- Raw records
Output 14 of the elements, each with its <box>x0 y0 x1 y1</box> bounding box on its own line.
...
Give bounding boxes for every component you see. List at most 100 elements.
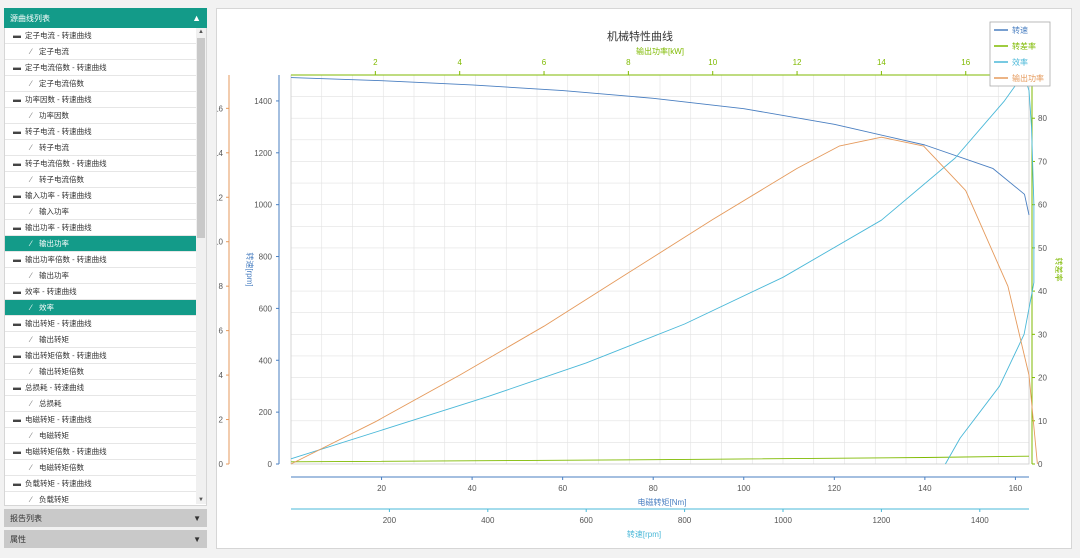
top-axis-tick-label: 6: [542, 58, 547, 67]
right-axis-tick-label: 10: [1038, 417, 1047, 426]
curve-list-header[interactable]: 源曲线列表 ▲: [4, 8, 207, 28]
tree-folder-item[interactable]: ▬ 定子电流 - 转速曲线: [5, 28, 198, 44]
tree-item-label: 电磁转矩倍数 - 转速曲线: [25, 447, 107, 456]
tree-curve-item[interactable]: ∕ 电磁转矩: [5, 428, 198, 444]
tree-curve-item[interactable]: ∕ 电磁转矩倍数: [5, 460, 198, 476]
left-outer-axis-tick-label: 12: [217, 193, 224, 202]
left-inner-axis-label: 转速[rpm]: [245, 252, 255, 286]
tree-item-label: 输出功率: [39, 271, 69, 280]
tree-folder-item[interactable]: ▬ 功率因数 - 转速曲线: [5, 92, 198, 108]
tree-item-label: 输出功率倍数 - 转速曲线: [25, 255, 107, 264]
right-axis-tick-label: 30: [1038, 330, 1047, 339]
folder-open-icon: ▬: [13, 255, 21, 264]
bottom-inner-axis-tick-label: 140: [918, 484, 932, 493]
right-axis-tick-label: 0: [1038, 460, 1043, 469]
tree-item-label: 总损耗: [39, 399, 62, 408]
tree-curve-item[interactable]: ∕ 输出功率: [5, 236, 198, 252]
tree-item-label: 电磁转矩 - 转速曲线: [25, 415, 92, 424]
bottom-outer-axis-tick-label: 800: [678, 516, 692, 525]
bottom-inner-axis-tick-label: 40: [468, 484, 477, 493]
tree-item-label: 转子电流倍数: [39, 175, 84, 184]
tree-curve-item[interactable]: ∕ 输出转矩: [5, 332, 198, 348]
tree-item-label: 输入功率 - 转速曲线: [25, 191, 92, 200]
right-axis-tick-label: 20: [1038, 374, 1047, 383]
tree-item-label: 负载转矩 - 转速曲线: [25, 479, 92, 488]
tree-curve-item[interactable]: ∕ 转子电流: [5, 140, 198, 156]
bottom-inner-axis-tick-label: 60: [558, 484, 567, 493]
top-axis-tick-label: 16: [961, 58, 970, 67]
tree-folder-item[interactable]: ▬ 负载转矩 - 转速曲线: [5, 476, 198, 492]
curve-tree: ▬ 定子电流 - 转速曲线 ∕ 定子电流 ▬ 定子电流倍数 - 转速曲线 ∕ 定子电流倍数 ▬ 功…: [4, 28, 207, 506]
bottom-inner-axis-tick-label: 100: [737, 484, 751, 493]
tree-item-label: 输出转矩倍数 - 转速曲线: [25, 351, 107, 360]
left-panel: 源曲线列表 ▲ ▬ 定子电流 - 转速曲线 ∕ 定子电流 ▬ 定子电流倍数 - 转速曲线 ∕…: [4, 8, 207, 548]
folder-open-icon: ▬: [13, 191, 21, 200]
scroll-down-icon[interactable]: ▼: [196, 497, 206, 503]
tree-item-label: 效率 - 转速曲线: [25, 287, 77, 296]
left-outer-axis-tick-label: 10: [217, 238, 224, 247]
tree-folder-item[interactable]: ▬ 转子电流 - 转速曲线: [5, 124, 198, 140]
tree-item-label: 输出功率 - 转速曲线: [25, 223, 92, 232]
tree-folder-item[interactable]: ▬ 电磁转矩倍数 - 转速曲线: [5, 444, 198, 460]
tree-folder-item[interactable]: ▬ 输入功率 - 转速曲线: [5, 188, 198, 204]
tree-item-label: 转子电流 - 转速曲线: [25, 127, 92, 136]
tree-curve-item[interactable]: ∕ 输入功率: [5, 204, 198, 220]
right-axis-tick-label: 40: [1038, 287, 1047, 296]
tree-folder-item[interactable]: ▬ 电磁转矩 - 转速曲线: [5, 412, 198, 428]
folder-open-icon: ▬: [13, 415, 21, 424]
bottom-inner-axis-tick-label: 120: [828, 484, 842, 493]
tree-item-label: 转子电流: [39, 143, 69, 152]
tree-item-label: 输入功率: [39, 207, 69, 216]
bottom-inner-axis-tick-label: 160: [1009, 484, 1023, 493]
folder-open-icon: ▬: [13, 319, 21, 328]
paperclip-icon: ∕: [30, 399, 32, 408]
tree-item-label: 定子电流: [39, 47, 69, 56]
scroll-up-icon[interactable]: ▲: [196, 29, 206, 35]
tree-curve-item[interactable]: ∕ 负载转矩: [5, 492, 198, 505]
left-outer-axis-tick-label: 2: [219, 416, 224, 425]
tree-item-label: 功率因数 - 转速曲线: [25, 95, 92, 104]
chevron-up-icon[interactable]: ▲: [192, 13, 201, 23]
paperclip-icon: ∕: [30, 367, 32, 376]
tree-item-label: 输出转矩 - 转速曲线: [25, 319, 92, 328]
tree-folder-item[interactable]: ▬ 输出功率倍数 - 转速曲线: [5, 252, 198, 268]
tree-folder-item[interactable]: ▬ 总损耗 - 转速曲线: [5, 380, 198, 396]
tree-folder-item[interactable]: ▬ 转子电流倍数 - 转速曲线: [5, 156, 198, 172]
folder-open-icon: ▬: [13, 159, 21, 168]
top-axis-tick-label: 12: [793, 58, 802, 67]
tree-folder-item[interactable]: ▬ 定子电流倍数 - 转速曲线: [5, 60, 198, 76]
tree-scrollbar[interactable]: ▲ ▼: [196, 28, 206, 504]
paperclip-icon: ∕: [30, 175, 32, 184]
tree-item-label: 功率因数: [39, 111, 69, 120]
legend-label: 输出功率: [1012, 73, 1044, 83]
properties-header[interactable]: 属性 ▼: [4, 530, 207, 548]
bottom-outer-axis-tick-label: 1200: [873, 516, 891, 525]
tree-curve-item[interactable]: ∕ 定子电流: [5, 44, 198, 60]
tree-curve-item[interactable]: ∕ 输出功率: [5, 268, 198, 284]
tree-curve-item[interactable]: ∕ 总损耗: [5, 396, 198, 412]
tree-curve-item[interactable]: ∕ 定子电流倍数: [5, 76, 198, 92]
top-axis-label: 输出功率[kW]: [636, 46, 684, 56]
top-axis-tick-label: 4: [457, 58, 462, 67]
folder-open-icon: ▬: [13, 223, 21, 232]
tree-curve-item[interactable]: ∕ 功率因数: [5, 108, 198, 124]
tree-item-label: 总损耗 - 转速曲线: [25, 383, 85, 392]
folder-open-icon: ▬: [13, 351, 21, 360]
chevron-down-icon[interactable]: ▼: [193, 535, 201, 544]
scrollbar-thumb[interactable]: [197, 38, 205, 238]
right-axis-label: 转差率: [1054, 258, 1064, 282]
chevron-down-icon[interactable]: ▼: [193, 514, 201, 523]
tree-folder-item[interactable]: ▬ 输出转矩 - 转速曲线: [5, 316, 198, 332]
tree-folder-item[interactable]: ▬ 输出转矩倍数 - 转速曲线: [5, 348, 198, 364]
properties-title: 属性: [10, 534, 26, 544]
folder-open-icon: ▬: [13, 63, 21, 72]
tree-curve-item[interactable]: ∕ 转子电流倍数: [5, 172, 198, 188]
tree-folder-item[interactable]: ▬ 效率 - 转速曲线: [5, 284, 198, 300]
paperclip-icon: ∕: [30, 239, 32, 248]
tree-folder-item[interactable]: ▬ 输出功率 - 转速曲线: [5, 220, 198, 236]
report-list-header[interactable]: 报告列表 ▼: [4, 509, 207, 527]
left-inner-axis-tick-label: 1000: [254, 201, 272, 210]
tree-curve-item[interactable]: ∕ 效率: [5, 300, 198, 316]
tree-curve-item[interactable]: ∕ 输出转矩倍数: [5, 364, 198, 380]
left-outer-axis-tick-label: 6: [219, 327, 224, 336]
* * *
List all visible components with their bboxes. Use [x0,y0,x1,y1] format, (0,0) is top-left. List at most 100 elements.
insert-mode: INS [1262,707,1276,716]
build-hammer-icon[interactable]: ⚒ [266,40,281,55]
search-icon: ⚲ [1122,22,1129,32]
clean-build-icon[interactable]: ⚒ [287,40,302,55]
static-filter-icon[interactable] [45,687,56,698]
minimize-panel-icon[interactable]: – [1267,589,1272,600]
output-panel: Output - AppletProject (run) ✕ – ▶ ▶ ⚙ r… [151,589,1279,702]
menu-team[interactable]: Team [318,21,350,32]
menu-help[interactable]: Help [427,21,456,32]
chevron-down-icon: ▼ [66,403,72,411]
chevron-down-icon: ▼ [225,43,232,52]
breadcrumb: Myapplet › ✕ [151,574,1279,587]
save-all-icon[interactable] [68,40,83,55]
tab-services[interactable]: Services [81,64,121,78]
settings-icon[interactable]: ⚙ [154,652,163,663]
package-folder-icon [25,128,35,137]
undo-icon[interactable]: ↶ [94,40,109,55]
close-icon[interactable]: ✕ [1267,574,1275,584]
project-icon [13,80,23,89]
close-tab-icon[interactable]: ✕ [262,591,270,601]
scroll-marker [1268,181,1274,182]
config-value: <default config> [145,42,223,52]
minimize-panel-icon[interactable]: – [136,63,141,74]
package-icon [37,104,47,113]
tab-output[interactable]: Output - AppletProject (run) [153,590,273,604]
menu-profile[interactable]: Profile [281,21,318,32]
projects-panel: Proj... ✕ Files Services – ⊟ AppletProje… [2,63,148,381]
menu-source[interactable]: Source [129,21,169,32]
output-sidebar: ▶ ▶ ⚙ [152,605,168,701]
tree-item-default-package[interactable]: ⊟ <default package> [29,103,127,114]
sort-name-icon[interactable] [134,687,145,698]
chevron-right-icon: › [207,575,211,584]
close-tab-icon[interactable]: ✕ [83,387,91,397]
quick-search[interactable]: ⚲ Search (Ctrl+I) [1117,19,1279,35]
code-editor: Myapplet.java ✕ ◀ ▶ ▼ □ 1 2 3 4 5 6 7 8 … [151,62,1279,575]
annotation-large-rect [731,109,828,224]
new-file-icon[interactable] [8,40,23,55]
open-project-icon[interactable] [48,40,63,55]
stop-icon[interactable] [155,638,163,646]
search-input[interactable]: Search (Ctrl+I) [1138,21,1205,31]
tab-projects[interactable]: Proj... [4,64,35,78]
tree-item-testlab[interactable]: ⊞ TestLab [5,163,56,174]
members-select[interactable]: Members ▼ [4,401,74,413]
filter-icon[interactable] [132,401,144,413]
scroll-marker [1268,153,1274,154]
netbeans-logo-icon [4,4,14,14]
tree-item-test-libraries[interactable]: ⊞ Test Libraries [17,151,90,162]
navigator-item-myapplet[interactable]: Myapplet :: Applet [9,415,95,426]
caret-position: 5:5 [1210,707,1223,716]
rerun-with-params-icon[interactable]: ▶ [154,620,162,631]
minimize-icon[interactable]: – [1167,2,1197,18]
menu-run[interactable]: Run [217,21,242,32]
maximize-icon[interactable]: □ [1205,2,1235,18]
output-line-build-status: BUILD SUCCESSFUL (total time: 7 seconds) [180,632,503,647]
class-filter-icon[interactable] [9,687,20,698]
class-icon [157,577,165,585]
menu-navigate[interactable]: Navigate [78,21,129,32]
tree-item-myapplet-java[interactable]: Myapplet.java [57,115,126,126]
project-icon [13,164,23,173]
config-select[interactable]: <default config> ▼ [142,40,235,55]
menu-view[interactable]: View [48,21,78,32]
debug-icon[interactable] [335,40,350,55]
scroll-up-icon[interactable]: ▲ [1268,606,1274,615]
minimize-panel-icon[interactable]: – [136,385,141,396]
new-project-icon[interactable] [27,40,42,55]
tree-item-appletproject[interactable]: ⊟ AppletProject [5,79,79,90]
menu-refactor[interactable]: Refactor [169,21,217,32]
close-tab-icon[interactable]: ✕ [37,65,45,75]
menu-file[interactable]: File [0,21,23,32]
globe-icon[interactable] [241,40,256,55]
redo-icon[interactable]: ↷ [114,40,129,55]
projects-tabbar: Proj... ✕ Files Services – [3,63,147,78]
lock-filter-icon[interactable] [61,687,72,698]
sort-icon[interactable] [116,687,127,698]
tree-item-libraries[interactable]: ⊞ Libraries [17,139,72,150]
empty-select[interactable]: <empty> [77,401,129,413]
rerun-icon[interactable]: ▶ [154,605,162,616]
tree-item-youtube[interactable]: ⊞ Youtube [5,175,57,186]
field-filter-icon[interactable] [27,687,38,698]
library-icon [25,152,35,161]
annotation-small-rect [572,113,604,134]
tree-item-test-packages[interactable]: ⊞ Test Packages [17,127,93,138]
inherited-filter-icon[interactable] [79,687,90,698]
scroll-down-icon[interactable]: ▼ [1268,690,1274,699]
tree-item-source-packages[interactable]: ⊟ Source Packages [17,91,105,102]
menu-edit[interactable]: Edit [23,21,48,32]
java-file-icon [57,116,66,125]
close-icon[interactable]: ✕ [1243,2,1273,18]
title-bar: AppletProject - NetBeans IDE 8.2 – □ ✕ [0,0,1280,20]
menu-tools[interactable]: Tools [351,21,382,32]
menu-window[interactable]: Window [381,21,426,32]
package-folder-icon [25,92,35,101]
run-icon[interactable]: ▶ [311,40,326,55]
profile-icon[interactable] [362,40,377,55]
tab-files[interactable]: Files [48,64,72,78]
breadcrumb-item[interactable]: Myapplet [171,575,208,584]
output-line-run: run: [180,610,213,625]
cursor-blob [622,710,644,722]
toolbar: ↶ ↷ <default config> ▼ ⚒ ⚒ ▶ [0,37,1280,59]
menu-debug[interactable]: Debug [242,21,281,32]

- Written instruction
Return the records that open with the line containing "List all visible" and close with the line containing "project-icon [13,80,23,89]", both included, reproduced exactly.

- Written answer
List all visible components with their bboxes. Use [x0,y0,x1,y1] format, (0,0) is top-left. List at most 100 elements.
insert-mode: INS [1262,707,1276,716]
build-hammer-icon[interactable]: ⚒ [266,40,281,55]
search-icon: ⚲ [1122,22,1129,32]
clean-build-icon[interactable]: ⚒ [287,40,302,55]
static-filter-icon[interactable] [45,687,56,698]
minimize-panel-icon[interactable]: – [1267,589,1272,600]
output-panel: Output - AppletProject (run) ✕ – ▶ ▶ ⚙ r… [151,589,1279,702]
menu-team[interactable]: Team [318,21,350,32]
menu-help[interactable]: Help [427,21,456,32]
chevron-down-icon: ▼ [66,403,72,411]
chevron-down-icon: ▼ [225,43,232,52]
breadcrumb: Myapplet › ✕ [151,574,1279,587]
save-all-icon[interactable] [68,40,83,55]
tab-services[interactable]: Services [81,64,121,78]
settings-icon[interactable]: ⚙ [154,652,163,663]
package-folder-icon [25,128,35,137]
undo-icon[interactable]: ↶ [94,40,109,55]
close-icon[interactable]: ✕ [1267,574,1275,584]
project-icon [13,80,23,89]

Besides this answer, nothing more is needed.